**The data**
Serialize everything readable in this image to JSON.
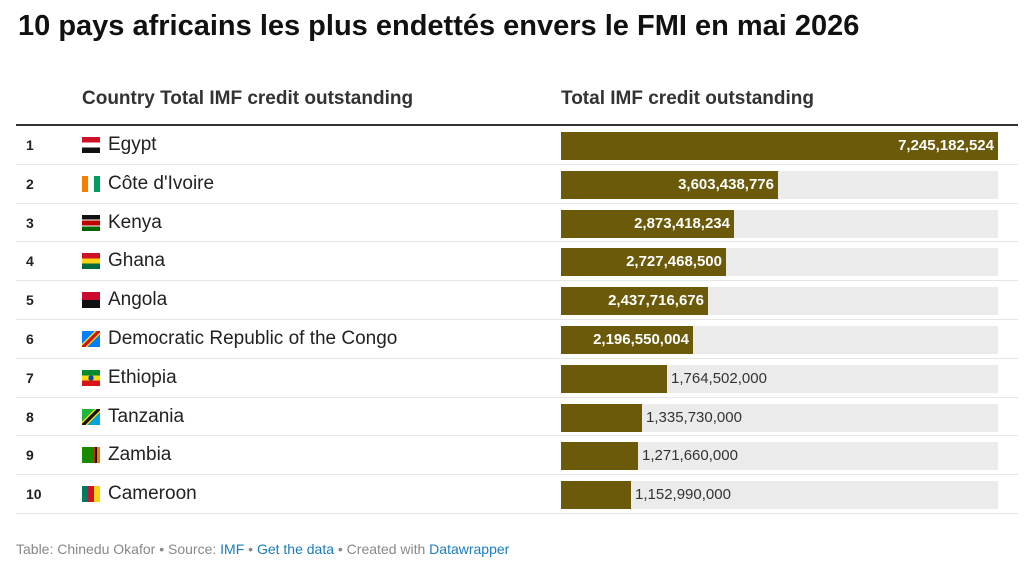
{
  "title": "10 pays africains les plus endettés envers le FMI en mai 2026",
  "table": {
    "country_header": "Country Total IMF credit outstanding",
    "value_header": "Total IMF credit outstanding"
  },
  "footer": {
    "table_label": "Table: Chinedu Okafor",
    "sep1": " • Source: ",
    "source_link": "IMF",
    "sep2": " • ",
    "data_link": "Get the data",
    "sep3": " • Created with ",
    "tool_link": "Datawrapper"
  },
  "colors": {
    "bar": "#6b5a0a",
    "track": "#ebebeb",
    "link": "#1a7cbd"
  },
  "chart_data": {
    "type": "bar",
    "orientation": "horizontal",
    "xlim": [
      0,
      7245182524
    ],
    "rows": [
      {
        "rank": "1",
        "country": "Egypt",
        "flag": "egypt-flag-icon",
        "value": 7245182524,
        "label": "7,245,182,524"
      },
      {
        "rank": "2",
        "country": "Côte d'Ivoire",
        "flag": "cote-divoire-flag-icon",
        "value": 3603438776,
        "label": "3,603,438,776"
      },
      {
        "rank": "3",
        "country": "Kenya",
        "flag": "kenya-flag-icon",
        "value": 2873418234,
        "label": "2,873,418,234"
      },
      {
        "rank": "4",
        "country": "Ghana",
        "flag": "ghana-flag-icon",
        "value": 2727468500,
        "label": "2,727,468,500"
      },
      {
        "rank": "5",
        "country": "Angola",
        "flag": "angola-flag-icon",
        "value": 2437716676,
        "label": "2,437,716,676"
      },
      {
        "rank": "6",
        "country": "Democratic Republic of the Congo",
        "flag": "drc-flag-icon",
        "value": 2196550004,
        "label": "2,196,550,004"
      },
      {
        "rank": "7",
        "country": "Ethiopia",
        "flag": "ethiopia-flag-icon",
        "value": 1764502000,
        "label": "1,764,502,000"
      },
      {
        "rank": "8",
        "country": "Tanzania",
        "flag": "tanzania-flag-icon",
        "value": 1335730000,
        "label": "1,335,730,000"
      },
      {
        "rank": "9",
        "country": "Zambia",
        "flag": "zambia-flag-icon",
        "value": 1271660000,
        "label": "1,271,660,000"
      },
      {
        "rank": "10",
        "country": "Cameroon",
        "flag": "cameroon-flag-icon",
        "value": 1152990000,
        "label": "1,152,990,000"
      }
    ]
  }
}
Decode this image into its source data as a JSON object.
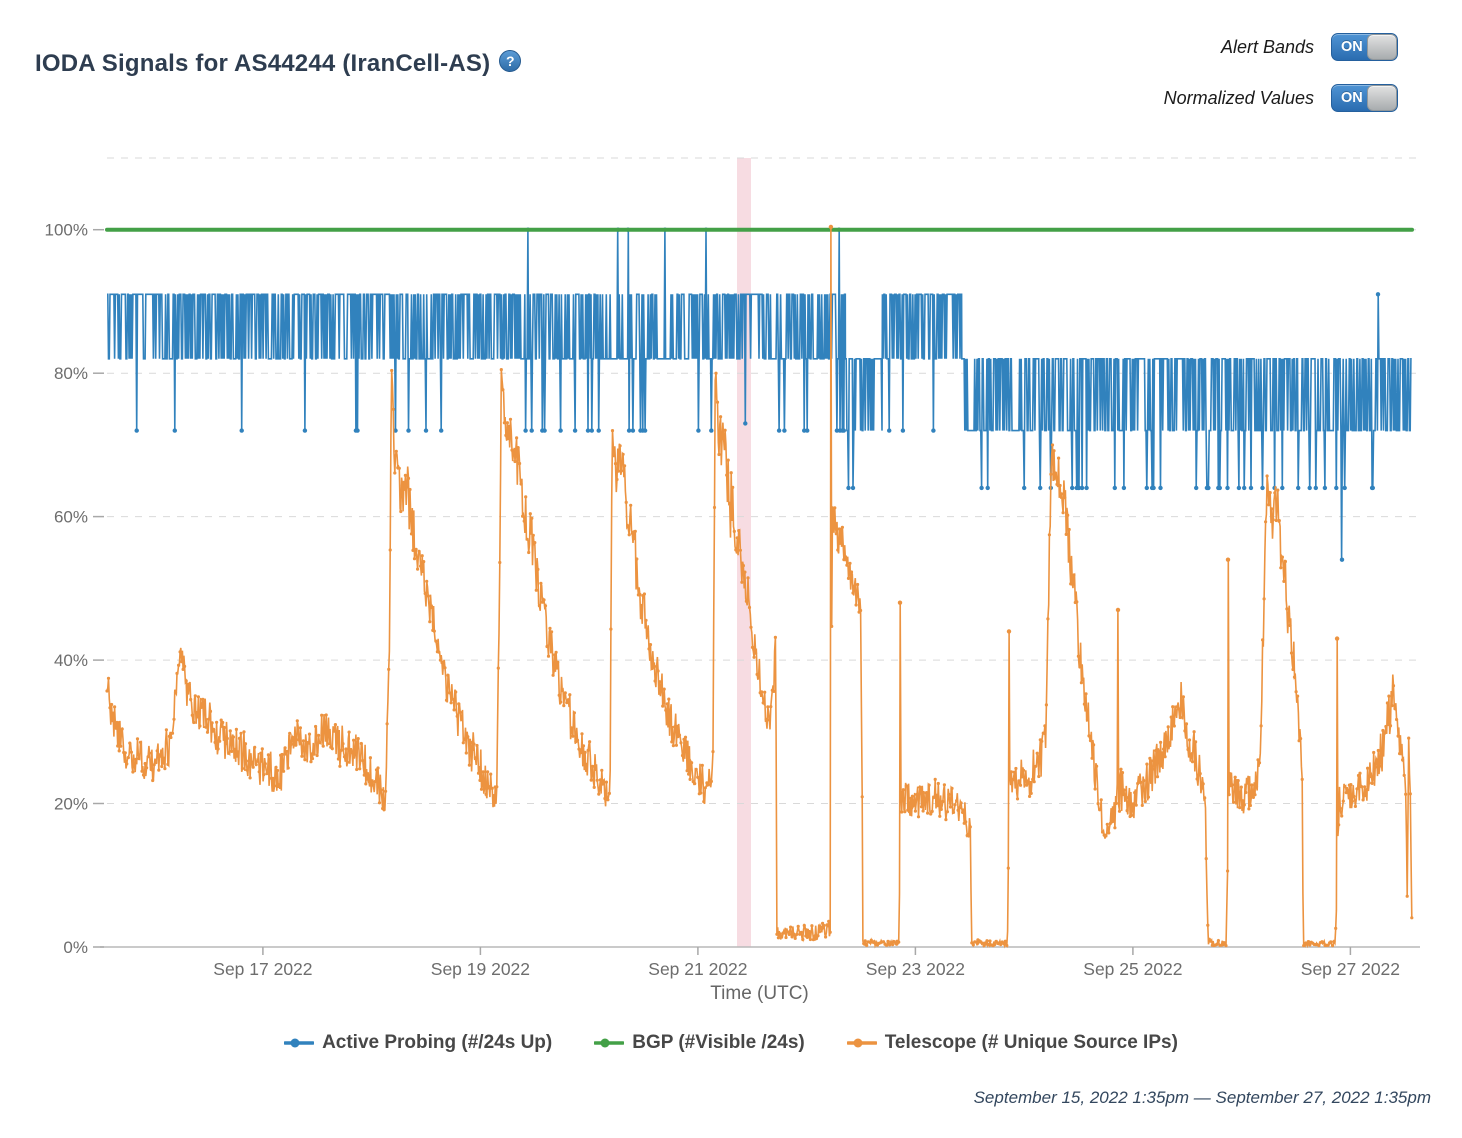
{
  "header": {
    "title": "IODA Signals for AS44244 (IranCell-AS)",
    "help_icon": "?",
    "toggles": [
      {
        "label": "Alert Bands",
        "state": "ON"
      },
      {
        "label": "Normalized Values",
        "state": "ON"
      }
    ]
  },
  "footer": {
    "date_range": "September 15, 2022 1:35pm — September 27, 2022 1:35pm"
  },
  "chart_data": {
    "type": "line",
    "title": "",
    "xlabel": "Time (UTC)",
    "ylabel": "",
    "x_unit": "days since 2022-09-15 13:35 UTC",
    "x_range_days": [
      0,
      12
    ],
    "ylim": [
      0,
      110
    ],
    "grid": "horizontal-dashed",
    "legend_position": "bottom",
    "sample_step": 0.007,
    "seed": 1337,
    "y_ticks": [
      {
        "v": 0,
        "label": "0%"
      },
      {
        "v": 20,
        "label": "20%"
      },
      {
        "v": 40,
        "label": "40%"
      },
      {
        "v": 60,
        "label": "60%"
      },
      {
        "v": 80,
        "label": "80%"
      },
      {
        "v": 100,
        "label": "100%"
      }
    ],
    "y_gridlines": [
      20,
      40,
      60,
      80,
      100,
      110
    ],
    "x_ticks": [
      {
        "t": 1.434,
        "label": "Sep 17 2022"
      },
      {
        "t": 3.434,
        "label": "Sep 19 2022"
      },
      {
        "t": 5.434,
        "label": "Sep 21 2022"
      },
      {
        "t": 7.434,
        "label": "Sep 23 2022"
      },
      {
        "t": 9.434,
        "label": "Sep 25 2022"
      },
      {
        "t": 11.434,
        "label": "Sep 27 2022"
      }
    ],
    "alert_bands": [
      {
        "t0": 5.793,
        "t1": 5.922,
        "color": "#e9a4b2",
        "opacity": 0.38
      }
    ],
    "colors": {
      "grid": "#d9d9d9",
      "axis": "#b9b9b9",
      "tick": "#a8a8a8",
      "tick_label": "#6d6d6d",
      "axis_label": "#666666"
    },
    "series": [
      {
        "name": "Active Probing (#/24s Up)",
        "color": "#3182bd",
        "style": "comb",
        "segments": [
          {
            "t0": 0.0,
            "t1": 3.8,
            "base": 82,
            "top": 91,
            "dip": 72,
            "p_top": 0.55,
            "p_dip": 0.022
          },
          {
            "t0": 3.8,
            "t1": 5.68,
            "base": 82,
            "top": 91,
            "dip": 72,
            "p_top": 0.4,
            "p_dip": 0.05
          },
          {
            "t0": 5.68,
            "t1": 6.11,
            "base": 82,
            "top": 91,
            "dip": 73,
            "p_top": 0.65,
            "p_dip": 0.028
          },
          {
            "t0": 6.11,
            "t1": 6.79,
            "base": 82,
            "top": 91,
            "dip": 72,
            "p_top": 0.33,
            "p_dip": 0.055
          },
          {
            "t0": 6.79,
            "t1": 7.13,
            "base": 72,
            "top": 82,
            "dip": 64,
            "p_top": 0.5,
            "p_dip": 0.03
          },
          {
            "t0": 7.13,
            "t1": 7.86,
            "base": 82,
            "top": 91,
            "dip": 72,
            "p_top": 0.6,
            "p_dip": 0.022
          },
          {
            "t0": 7.86,
            "t1": 12.0,
            "base": 72,
            "top": 82,
            "dip": 64,
            "p_top": 0.5,
            "p_dip": 0.06
          }
        ],
        "spikes": [
          {
            "t": 3.871,
            "v": 100
          },
          {
            "t": 4.699,
            "v": 100
          },
          {
            "t": 4.791,
            "v": 100
          },
          {
            "t": 5.131,
            "v": 100
          },
          {
            "t": 5.508,
            "v": 100
          },
          {
            "t": 6.731,
            "v": 100
          },
          {
            "t": 11.356,
            "v": 54
          },
          {
            "t": 11.687,
            "v": 91
          }
        ]
      },
      {
        "name": "BGP (#Visible /24s)",
        "color": "#43a047",
        "style": "constant",
        "value": 100
      },
      {
        "name": "Telescope (# Unique Source IPs)",
        "color": "#ec9340",
        "style": "noisy-line",
        "anchors": [
          [
            0,
            37,
            3
          ],
          [
            0.06,
            31,
            3
          ],
          [
            0.2,
            27,
            3
          ],
          [
            0.45,
            26,
            3
          ],
          [
            0.58,
            28,
            3
          ],
          [
            0.64,
            38,
            2.5
          ],
          [
            0.68,
            42,
            2.5
          ],
          [
            0.74,
            35,
            3
          ],
          [
            0.85,
            33,
            3
          ],
          [
            1.0,
            30,
            3
          ],
          [
            1.2,
            28,
            3
          ],
          [
            1.4,
            25,
            3
          ],
          [
            1.6,
            24,
            3
          ],
          [
            1.72,
            30,
            2.5
          ],
          [
            1.85,
            28,
            2.5
          ],
          [
            2.0,
            30,
            3
          ],
          [
            2.15,
            28,
            3
          ],
          [
            2.3,
            27,
            3
          ],
          [
            2.45,
            24,
            3
          ],
          [
            2.56,
            20,
            2
          ],
          [
            2.6,
            45,
            2
          ],
          [
            2.615,
            79,
            3
          ],
          [
            2.65,
            68,
            4
          ],
          [
            2.7,
            62,
            4
          ],
          [
            2.75,
            65,
            4
          ],
          [
            2.82,
            58,
            4
          ],
          [
            2.9,
            52,
            3
          ],
          [
            3.0,
            45,
            3
          ],
          [
            3.1,
            38,
            3
          ],
          [
            3.2,
            33,
            3
          ],
          [
            3.3,
            29,
            3
          ],
          [
            3.4,
            26,
            3
          ],
          [
            3.5,
            23,
            2.5
          ],
          [
            3.58,
            20,
            2
          ],
          [
            3.61,
            50,
            2
          ],
          [
            3.625,
            79,
            2
          ],
          [
            3.66,
            73,
            3
          ],
          [
            3.72,
            71,
            3
          ],
          [
            3.8,
            65,
            4
          ],
          [
            3.9,
            57,
            4
          ],
          [
            4.0,
            48,
            3
          ],
          [
            4.1,
            40,
            3
          ],
          [
            4.2,
            35,
            3
          ],
          [
            4.3,
            30,
            3
          ],
          [
            4.4,
            27,
            3
          ],
          [
            4.5,
            24,
            2.5
          ],
          [
            4.6,
            21,
            2
          ],
          [
            4.625,
            20,
            1.5
          ],
          [
            4.645,
            74,
            2
          ],
          [
            4.68,
            66,
            3
          ],
          [
            4.73,
            68,
            3
          ],
          [
            4.8,
            60,
            4
          ],
          [
            4.9,
            50,
            4
          ],
          [
            5.0,
            42,
            3
          ],
          [
            5.1,
            36,
            3
          ],
          [
            5.2,
            31,
            3
          ],
          [
            5.3,
            28,
            3
          ],
          [
            5.4,
            25,
            3
          ],
          [
            5.5,
            22,
            2.5
          ],
          [
            5.57,
            24,
            2
          ],
          [
            5.595,
            84,
            1.5
          ],
          [
            5.62,
            72,
            4
          ],
          [
            5.68,
            68,
            5
          ],
          [
            5.75,
            60,
            5
          ],
          [
            5.82,
            55,
            4
          ],
          [
            5.88,
            50,
            3
          ],
          [
            5.95,
            43,
            3
          ],
          [
            6.0,
            38,
            2.5
          ],
          [
            6.05,
            33,
            2.5
          ],
          [
            6.09,
            30,
            2.5
          ],
          [
            6.12,
            34,
            4
          ],
          [
            6.145,
            40,
            6
          ],
          [
            6.155,
            25,
            3
          ],
          [
            6.16,
            2,
            1
          ],
          [
            6.3,
            2,
            1
          ],
          [
            6.5,
            2,
            1
          ],
          [
            6.64,
            2.5,
            1.2
          ],
          [
            6.655,
            3,
            1
          ],
          [
            6.668,
            62,
            3
          ],
          [
            6.72,
            58,
            3
          ],
          [
            6.8,
            55,
            3
          ],
          [
            6.88,
            50,
            2.5
          ],
          [
            6.93,
            47,
            2
          ],
          [
            6.945,
            20,
            1
          ],
          [
            6.95,
            0.6,
            0.5
          ],
          [
            7.1,
            0.5,
            0.4
          ],
          [
            7.28,
            0.5,
            0.4
          ],
          [
            7.3,
            21,
            2.5
          ],
          [
            7.45,
            20,
            2.5
          ],
          [
            7.6,
            21,
            2.5
          ],
          [
            7.75,
            20,
            2.5
          ],
          [
            7.9,
            18,
            2.5
          ],
          [
            7.94,
            17,
            2
          ],
          [
            7.95,
            0.6,
            0.5
          ],
          [
            8.1,
            0.5,
            0.4
          ],
          [
            8.28,
            0.5,
            0.4
          ],
          [
            8.3,
            24,
            3
          ],
          [
            8.45,
            23,
            3
          ],
          [
            8.58,
            26,
            3
          ],
          [
            8.63,
            30,
            3
          ],
          [
            8.66,
            50,
            3
          ],
          [
            8.685,
            71,
            2
          ],
          [
            8.72,
            64,
            4
          ],
          [
            8.78,
            66,
            4
          ],
          [
            8.85,
            55,
            4
          ],
          [
            8.92,
            45,
            4
          ],
          [
            9.0,
            34,
            3
          ],
          [
            9.06,
            27,
            3
          ],
          [
            9.12,
            22,
            3
          ],
          [
            9.17,
            15,
            2
          ],
          [
            9.25,
            18,
            2.5
          ],
          [
            9.32,
            22,
            3
          ],
          [
            9.45,
            20,
            3
          ],
          [
            9.6,
            24,
            3
          ],
          [
            9.72,
            28,
            3
          ],
          [
            9.82,
            32,
            3.5
          ],
          [
            9.87,
            34,
            3.5
          ],
          [
            9.93,
            30,
            3
          ],
          [
            10.0,
            27,
            3
          ],
          [
            10.05,
            24,
            2.5
          ],
          [
            10.1,
            20,
            2.5
          ],
          [
            10.115,
            8,
            1.5
          ],
          [
            10.125,
            0.6,
            0.5
          ],
          [
            10.29,
            0.5,
            0.4
          ],
          [
            10.32,
            22,
            2.5
          ],
          [
            10.45,
            21,
            2.5
          ],
          [
            10.56,
            22,
            2.5
          ],
          [
            10.6,
            26,
            2.5
          ],
          [
            10.64,
            48,
            3
          ],
          [
            10.665,
            65,
            2
          ],
          [
            10.7,
            60,
            4
          ],
          [
            10.75,
            62,
            4
          ],
          [
            10.82,
            52,
            4
          ],
          [
            10.88,
            45,
            4
          ],
          [
            10.93,
            38,
            3
          ],
          [
            10.97,
            30,
            3
          ],
          [
            10.99,
            24,
            2
          ],
          [
            11.0,
            0.6,
            0.5
          ],
          [
            11.15,
            0.5,
            0.4
          ],
          [
            11.295,
            0.5,
            0.4
          ],
          [
            11.33,
            20,
            2.5
          ],
          [
            11.45,
            21,
            2.5
          ],
          [
            11.6,
            23,
            2.5
          ],
          [
            11.7,
            26,
            3
          ],
          [
            11.78,
            31,
            3.5
          ],
          [
            11.83,
            36,
            3.5
          ],
          [
            11.87,
            32,
            3
          ],
          [
            11.91,
            26,
            3
          ],
          [
            11.945,
            22,
            2
          ],
          [
            11.955,
            7,
            1.5
          ],
          [
            11.97,
            28,
            2
          ],
          [
            11.985,
            22,
            2
          ],
          [
            12.0,
            1,
            0.5
          ]
        ],
        "spikes": [
          [
            6.657,
            100.4
          ],
          [
            7.292,
            48
          ],
          [
            8.294,
            44
          ],
          [
            9.297,
            47
          ],
          [
            10.308,
            54
          ],
          [
            11.311,
            43
          ]
        ]
      }
    ]
  }
}
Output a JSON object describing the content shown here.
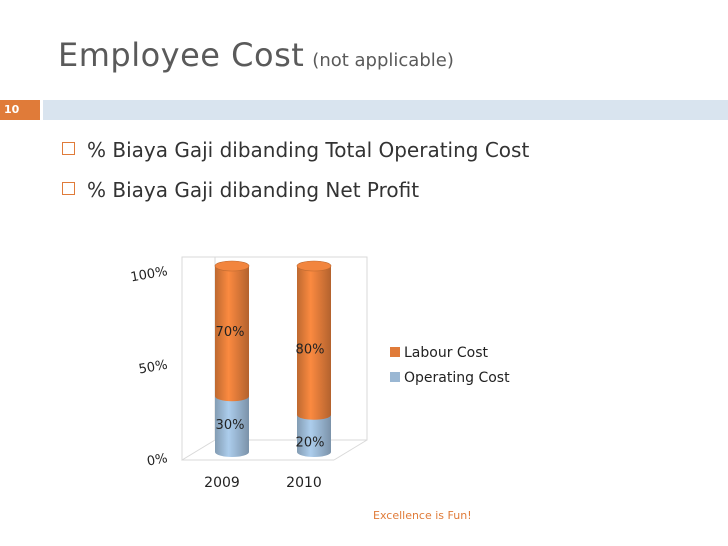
{
  "slide": {
    "title": "Employee Cost",
    "subtitle": "(not applicable)",
    "number": "10",
    "bullets": [
      "% Biaya Gaji dibanding Total Operating Cost",
      "% Biaya Gaji dibanding Net Profit"
    ],
    "footer": "Excellence is Fun!"
  },
  "colors": {
    "accent": "#e07b39",
    "labour": "#e07b39",
    "operating": "#9ab7d3",
    "band": "#d9e4ef"
  },
  "chart_data": {
    "type": "bar",
    "stacked": true,
    "categories": [
      "2009",
      "2010"
    ],
    "series": [
      {
        "name": "Operating Cost",
        "values": [
          30,
          20
        ],
        "labels": [
          "30%",
          "20%"
        ]
      },
      {
        "name": "Labour Cost",
        "values": [
          70,
          80
        ],
        "labels": [
          "70%",
          "80%"
        ]
      }
    ],
    "yticks": [
      "0%",
      "50%",
      "100%"
    ],
    "ylim": [
      0,
      100
    ],
    "legend": "right",
    "grid": false
  }
}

**The request**
Read through the data and copy every line where "horizontal" shows up.

**Task response**
    "orientation": "horizontal",
    "grid": "horizontal-dashed",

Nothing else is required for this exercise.